▸ Petit exercice 1: Recopiez tel quel le listing, en commençant à son début et en finissant à la ligne qui contient « signature-name: Samuel G. », celle-ci comprise.

Face à cette situation, il convient de rappeler la doctrine sociale de l’Eglise. Les biens de la terre sont au service de l’humanité tout entière et jamais la propriété privée ne peut porter atteinte à la destination universelle de ce que le chrétien considère comme « dons de Dieu et des ancêtres » faits pour tous les hommes. En réalité François n’hésite pas à dénoncer le néo-libéralisme comme cause des déséquilibres de la planète. Il est faux de croire que le libre fonctionnement des marchés aboutira à des relations nouvelles et justes entre les hommes et fera disparaître la faim et la misère. L’argent ne peut être le moteur de l’histoire humaine. Une autre logique est possible, celle du don et de la gratuité.
La notion de Bien commun est nécessaire aux hommes politiques pour faire face à toutes ces questions. Cette affirmation est à entendre à la veille du Sommet de Paris en octobre 2015. Certes d’autres rencontres internationales ont déjà eu lieu. La Déclaration de Rio en 1992 nous est présentée comme un texte prophétique mais sa mise en application laisse à désirer. Les nations cherchent leur intérêt avant celui de la planète ; peut-on en trouver une seule qui considère comme un impératif moral et politique la soumission au Bien Commun que prône la doctrine de l’Eglise ?

▸ Données extraites:

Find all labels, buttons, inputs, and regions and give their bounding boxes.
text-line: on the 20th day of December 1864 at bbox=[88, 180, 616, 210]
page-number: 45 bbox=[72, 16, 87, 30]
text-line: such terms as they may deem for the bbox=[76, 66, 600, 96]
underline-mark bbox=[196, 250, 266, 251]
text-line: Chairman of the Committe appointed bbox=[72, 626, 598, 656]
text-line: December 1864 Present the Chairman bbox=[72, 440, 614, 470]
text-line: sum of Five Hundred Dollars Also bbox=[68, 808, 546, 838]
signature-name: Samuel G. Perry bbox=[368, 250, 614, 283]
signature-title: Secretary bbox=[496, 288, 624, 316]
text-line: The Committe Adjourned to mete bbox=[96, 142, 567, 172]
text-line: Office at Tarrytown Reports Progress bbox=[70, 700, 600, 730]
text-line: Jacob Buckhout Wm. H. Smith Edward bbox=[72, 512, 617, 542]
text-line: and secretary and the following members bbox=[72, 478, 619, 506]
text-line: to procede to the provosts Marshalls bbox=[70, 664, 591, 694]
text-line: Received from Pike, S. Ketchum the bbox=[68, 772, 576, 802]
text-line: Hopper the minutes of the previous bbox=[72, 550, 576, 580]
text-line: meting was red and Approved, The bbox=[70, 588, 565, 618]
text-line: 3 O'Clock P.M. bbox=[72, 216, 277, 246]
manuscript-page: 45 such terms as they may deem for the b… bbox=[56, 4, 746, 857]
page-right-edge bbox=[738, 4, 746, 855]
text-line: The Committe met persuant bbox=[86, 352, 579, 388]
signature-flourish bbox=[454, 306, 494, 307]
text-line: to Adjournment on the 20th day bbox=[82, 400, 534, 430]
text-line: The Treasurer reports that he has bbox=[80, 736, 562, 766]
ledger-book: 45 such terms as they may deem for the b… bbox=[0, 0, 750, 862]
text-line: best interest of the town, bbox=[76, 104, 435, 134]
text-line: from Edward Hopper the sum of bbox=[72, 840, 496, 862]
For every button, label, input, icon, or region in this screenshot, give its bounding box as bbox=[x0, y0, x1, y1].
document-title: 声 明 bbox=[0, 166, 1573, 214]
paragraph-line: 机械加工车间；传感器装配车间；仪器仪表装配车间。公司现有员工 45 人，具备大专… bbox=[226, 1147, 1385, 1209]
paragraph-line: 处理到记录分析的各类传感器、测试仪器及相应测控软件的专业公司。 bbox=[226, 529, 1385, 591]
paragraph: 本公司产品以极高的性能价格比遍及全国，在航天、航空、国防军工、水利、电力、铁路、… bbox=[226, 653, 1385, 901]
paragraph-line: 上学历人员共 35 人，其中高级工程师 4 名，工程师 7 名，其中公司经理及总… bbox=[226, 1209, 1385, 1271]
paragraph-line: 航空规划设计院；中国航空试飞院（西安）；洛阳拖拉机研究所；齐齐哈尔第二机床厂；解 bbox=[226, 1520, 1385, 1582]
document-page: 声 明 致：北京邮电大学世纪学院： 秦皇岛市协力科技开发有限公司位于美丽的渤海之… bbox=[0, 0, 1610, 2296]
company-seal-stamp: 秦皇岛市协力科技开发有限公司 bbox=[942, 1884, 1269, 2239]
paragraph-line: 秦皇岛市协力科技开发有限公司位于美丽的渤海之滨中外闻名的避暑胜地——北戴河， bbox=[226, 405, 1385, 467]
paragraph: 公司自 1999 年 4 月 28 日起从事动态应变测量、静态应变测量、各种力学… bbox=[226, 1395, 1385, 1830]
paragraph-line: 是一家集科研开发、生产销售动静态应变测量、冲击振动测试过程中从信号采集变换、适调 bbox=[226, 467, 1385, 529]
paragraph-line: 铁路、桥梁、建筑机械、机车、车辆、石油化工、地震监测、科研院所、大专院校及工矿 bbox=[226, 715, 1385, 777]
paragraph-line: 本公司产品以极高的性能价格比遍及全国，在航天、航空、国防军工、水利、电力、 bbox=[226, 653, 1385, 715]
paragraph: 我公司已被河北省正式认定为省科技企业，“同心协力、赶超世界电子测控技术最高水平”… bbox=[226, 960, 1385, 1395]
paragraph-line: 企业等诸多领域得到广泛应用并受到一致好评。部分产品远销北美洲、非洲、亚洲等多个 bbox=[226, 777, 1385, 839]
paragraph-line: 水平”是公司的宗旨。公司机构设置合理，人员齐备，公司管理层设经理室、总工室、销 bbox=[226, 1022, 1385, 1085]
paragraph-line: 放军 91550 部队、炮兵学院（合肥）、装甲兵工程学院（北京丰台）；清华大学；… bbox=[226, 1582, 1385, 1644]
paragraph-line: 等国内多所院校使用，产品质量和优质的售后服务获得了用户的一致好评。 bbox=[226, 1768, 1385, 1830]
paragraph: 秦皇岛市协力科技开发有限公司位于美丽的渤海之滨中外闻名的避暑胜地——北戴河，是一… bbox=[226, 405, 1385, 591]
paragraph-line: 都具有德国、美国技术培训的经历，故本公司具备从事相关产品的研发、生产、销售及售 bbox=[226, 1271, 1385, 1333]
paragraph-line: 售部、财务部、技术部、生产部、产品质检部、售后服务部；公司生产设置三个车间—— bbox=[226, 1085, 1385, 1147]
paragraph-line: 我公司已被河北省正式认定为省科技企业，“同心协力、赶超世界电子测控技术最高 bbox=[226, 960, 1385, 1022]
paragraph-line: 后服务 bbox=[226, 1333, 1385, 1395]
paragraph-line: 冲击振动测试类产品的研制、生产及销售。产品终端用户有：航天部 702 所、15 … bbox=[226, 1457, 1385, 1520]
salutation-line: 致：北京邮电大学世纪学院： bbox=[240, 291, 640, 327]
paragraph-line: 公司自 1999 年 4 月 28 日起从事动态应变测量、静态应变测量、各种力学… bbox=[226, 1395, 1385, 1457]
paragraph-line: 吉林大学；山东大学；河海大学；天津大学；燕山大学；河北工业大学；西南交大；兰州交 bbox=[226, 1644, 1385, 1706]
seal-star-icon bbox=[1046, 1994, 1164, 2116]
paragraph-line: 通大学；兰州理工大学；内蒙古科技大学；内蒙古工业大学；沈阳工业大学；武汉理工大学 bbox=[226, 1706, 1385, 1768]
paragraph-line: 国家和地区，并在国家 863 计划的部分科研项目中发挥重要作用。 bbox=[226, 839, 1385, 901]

▸ Petit exercice 2: Reprenez mot pour mot l'intégralité du texte sur la doctrine sociale de l'Église et le Bien commun.

▸ Réponse 1:
Find all labels, buttons, inputs, and regions and give their bounding boxes.
text-line: on the 20th day of December 1864 at bbox=[88, 180, 616, 210]
page-number: 45 bbox=[72, 16, 87, 30]
text-line: such terms as they may deem for the bbox=[76, 66, 600, 96]
underline-mark bbox=[196, 250, 266, 251]
text-line: Chairman of the Committe appointed bbox=[72, 626, 598, 656]
text-line: December 1864 Present the Chairman bbox=[72, 440, 614, 470]
text-line: sum of Five Hundred Dollars Also bbox=[68, 808, 546, 838]
signature-name: Samuel G. Perry bbox=[368, 250, 614, 283]

▸ Réponse 2:
Face à cette situation, il convient de rappeler la doctrine sociale de l’Eglise. Les biens de la terre sont au service de l’humanité tout entière et jamais la propriété privée ne peut porter atteinte à la destination universelle de ce que le chrétien considère comme « dons de Dieu et des ancêtres » faits pour tous les hommes. En réalité François n’hésite pas à dénoncer le néo-libéralisme comme cause des déséquilibres de la planète. Il est faux de croire que le libre fonctionnement des marchés aboutira à des relations nouvelles et justes entre les hommes et fera disparaître la faim et la misère. L’argent ne peut être le moteur de l’histoire humaine. Une autre logique est possible, celle du don et de la gratuité.
La notion de Bien commun est nécessaire aux hommes politiques pour faire face à toutes ces questions. Cette affirmation est à entendre à la veille du Sommet de Paris en octobre 2015. Certes d’autres rencontres internationales ont déjà eu lieu. La Déclaration de Rio en 1992 nous est présentée comme un texte prophétique mais sa mise en application laisse à désirer. Les nations cherchent leur intérêt avant celui de la planète ; peut-on en trouver une seule qui considère comme un impératif moral et politique la soumission au Bien Commun que prône la doctrine de l’Eglise ?